TEXTAUSZUG:
━━━━━━━━━━

An diesem schönen Tag sind wir aufs Dach geklettert und spielen Schach, als unten langsam eine “Wanne” vorbeirattert. “Früher haben die noch ihre Dachluken zugemacht, als sie durch den Kiez fuhren”, erzählt ein Freund nachdenklich. Und so zerbeult wie damals sind die neuen Mannschaftstransporter der Berliner Polizei auch nicht.
Eine Woche vor dem 1. Mai deutet wenig auf die anschwellende Wut hin, die fast jedes Jahr zusammen mit dem Frühling erwacht und – wie vor 20 Jahren – einen ganzen Stadtteil in ein Schlachtfeld aus brennenden Autos, geplünderten Geschäften und vermummten Kämpfern auf beiden Seiten verwandeln kann. Da wollen Leute leben, um etwas zu erleben, könnte man böse sagen, oder: sie wollen leben, um etwas zu verändern. Jedenfalls ist diese Art von Energie- und Ladungsaustausch zwischen Polizei und gewissen Menschenansammlungen seit dem Auftakt vor 20 Jahren auch in Friedrichshain zu einer Begleiterscheinung des “Kapuzenkarnevals” geworden. Auch im letzten Jahr flogen den Beamten wieder Steine und Flaschen um die Ohren, wenn auch weniger als an den Maydays der Vorjahre. Ein paar umgekippte Autos, eine zerstörte Bushaltestelle – die Bilanz-Pressekonferenzen des Senats wurden kürzer.

━━━━━━━━━━

BEREITGESTELLTES MATERIAL:
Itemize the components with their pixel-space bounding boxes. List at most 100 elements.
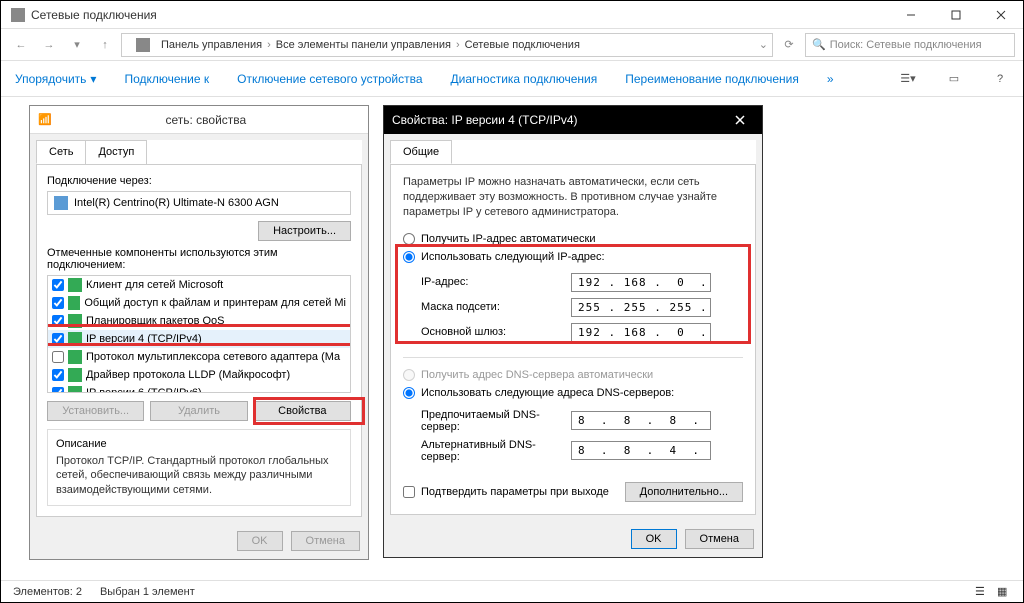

━━━━━━━━━━

Welche Schäden nennt der Textauszug für den 1. Mai des letzten Jahres?

Ein paar umgekippte Autos und eine zerstörte Bushaltestelle.